DIRECTION: Of the lines in the entries, how many hold the word "ylabel"? Give that number alone.

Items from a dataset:

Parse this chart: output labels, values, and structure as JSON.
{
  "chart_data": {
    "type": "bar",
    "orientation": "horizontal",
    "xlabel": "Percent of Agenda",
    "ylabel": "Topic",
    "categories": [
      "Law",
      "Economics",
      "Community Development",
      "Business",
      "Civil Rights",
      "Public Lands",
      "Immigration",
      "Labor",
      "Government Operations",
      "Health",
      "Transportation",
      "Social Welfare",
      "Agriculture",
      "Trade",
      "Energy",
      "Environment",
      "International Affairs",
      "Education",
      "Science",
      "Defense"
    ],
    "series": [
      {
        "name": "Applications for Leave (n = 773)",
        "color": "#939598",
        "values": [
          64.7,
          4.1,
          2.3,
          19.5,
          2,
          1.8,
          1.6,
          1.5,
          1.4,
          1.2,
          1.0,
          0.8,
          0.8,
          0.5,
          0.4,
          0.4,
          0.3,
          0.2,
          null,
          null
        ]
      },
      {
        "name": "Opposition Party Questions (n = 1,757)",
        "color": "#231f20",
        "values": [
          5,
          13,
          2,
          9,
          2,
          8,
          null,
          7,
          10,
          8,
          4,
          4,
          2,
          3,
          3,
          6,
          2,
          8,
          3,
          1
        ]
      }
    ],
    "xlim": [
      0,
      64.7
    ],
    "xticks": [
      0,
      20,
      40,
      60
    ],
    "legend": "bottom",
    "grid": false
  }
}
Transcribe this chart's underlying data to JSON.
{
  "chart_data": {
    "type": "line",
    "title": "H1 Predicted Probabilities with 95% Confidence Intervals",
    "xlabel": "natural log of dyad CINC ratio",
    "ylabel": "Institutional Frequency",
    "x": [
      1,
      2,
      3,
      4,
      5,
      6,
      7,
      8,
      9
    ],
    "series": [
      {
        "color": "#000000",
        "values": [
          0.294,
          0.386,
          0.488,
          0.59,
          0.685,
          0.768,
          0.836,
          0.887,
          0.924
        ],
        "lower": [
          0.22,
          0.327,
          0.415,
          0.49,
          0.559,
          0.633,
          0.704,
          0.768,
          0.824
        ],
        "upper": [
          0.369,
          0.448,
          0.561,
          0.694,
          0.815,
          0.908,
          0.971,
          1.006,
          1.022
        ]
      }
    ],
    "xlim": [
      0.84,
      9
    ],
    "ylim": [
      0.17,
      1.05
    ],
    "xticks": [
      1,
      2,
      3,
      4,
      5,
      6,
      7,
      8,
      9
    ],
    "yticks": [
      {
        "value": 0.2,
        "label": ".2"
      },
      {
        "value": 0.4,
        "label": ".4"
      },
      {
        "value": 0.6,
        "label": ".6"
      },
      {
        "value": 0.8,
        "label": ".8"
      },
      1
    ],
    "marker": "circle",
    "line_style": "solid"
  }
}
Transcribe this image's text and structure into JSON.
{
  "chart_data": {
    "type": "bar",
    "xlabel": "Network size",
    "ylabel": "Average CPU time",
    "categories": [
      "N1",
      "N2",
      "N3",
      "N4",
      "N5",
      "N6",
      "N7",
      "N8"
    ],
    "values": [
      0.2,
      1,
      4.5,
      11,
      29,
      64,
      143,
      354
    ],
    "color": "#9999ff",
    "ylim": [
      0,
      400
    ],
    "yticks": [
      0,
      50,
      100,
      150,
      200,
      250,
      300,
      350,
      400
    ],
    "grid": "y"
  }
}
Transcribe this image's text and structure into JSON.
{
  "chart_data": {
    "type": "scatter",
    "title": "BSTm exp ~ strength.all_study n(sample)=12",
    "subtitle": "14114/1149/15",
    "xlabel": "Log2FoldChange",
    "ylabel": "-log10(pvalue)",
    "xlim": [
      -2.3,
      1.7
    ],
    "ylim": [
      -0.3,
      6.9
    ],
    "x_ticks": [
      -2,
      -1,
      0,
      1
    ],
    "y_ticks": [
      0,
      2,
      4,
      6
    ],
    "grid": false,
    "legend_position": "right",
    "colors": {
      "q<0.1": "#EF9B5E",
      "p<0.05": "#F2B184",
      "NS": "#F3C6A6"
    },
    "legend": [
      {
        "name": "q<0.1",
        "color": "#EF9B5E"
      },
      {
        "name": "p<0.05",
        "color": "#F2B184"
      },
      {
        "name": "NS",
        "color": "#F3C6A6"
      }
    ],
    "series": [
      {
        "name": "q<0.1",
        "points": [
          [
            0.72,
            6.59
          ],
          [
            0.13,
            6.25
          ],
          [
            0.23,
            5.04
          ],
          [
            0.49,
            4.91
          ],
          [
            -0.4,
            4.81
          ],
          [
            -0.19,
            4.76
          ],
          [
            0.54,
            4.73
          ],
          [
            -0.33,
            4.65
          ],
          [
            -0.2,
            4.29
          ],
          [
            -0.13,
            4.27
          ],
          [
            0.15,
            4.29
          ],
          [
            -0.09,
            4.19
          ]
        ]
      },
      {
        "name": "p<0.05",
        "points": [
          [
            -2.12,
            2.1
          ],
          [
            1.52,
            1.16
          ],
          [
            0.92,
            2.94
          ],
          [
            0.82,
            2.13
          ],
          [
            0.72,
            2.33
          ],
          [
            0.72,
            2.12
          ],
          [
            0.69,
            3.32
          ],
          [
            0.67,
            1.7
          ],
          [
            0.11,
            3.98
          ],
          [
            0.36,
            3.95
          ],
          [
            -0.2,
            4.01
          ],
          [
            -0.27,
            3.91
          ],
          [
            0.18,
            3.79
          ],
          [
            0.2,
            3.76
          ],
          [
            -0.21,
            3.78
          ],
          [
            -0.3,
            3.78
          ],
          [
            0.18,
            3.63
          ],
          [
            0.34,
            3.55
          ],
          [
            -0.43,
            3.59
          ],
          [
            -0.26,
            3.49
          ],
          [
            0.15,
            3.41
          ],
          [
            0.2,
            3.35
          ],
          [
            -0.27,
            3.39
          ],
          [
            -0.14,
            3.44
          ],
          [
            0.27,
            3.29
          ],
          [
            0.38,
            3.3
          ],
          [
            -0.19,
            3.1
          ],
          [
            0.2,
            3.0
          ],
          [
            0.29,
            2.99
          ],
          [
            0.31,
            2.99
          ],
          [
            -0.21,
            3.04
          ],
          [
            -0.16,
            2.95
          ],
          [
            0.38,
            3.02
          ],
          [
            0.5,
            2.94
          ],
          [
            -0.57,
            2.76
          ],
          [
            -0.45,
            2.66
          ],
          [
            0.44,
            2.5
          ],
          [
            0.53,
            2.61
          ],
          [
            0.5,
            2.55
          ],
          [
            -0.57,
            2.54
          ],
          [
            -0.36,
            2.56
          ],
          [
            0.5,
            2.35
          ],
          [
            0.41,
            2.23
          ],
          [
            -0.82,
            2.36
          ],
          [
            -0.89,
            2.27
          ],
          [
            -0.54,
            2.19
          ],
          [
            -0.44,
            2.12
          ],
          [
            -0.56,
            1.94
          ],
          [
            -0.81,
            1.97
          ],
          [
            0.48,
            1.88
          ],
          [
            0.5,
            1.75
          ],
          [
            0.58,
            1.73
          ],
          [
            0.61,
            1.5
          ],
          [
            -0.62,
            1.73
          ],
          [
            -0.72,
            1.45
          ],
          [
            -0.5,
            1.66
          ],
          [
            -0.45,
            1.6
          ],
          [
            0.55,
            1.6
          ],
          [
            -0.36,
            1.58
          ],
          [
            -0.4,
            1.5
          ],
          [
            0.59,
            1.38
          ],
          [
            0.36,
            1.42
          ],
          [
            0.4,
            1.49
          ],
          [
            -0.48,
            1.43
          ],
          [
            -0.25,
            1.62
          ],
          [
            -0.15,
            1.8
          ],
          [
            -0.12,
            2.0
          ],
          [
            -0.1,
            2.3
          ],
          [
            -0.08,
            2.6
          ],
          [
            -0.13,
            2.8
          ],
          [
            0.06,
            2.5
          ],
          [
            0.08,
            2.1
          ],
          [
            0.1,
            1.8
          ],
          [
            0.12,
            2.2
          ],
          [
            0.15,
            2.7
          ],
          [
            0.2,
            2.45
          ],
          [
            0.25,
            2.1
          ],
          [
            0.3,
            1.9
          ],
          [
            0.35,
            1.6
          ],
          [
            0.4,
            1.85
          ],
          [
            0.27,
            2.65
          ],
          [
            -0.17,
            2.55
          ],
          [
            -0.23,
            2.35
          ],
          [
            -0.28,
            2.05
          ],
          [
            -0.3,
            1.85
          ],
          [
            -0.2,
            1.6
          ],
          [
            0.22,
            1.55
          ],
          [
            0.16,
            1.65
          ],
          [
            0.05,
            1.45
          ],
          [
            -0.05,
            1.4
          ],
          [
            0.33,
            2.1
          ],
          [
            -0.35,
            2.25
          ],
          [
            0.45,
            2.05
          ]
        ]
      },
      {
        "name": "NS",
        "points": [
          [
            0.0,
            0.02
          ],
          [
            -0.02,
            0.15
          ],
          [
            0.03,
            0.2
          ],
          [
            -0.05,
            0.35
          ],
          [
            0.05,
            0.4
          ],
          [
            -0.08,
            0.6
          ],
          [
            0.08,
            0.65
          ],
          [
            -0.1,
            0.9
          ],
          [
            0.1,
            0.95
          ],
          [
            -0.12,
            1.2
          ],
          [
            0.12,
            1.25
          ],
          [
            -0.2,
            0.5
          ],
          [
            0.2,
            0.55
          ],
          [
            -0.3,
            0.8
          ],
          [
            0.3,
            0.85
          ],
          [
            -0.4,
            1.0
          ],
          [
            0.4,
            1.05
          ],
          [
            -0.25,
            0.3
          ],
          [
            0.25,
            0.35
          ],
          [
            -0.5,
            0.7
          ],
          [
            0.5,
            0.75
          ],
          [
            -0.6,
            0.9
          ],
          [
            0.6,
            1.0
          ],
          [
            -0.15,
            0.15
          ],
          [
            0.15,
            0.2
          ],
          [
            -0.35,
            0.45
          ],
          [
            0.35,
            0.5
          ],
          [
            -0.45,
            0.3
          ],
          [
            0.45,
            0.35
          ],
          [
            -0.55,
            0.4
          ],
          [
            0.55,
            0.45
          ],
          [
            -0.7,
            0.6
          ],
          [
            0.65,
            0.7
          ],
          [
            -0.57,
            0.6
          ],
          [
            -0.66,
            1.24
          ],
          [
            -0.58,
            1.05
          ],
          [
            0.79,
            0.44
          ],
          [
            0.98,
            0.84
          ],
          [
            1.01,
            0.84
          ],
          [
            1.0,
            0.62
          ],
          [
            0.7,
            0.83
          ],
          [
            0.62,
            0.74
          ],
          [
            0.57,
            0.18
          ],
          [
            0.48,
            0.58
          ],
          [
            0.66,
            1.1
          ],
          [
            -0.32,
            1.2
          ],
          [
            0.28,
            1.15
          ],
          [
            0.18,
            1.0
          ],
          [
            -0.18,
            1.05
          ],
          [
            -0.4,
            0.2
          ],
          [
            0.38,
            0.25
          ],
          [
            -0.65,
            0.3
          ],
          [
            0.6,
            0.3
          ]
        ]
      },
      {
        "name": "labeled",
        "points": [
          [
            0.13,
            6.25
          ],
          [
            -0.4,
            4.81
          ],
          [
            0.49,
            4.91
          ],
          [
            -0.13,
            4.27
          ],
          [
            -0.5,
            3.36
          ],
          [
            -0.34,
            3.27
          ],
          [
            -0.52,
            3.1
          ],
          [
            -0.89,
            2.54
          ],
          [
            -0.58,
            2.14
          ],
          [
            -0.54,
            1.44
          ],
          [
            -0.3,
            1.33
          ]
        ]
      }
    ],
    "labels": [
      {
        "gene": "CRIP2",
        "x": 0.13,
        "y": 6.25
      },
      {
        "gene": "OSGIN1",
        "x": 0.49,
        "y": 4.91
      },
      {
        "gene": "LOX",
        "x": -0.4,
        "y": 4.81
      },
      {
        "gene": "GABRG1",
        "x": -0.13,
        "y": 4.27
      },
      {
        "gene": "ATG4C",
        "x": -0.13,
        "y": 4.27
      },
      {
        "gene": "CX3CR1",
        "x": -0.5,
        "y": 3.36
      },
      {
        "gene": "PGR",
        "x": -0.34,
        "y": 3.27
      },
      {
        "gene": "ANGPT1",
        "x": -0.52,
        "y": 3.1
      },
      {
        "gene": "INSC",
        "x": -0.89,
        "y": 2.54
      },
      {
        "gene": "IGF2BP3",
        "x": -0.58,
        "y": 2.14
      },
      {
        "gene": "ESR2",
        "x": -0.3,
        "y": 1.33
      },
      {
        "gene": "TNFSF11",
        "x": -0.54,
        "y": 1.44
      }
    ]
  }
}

COMPLETE RESPONSE: 4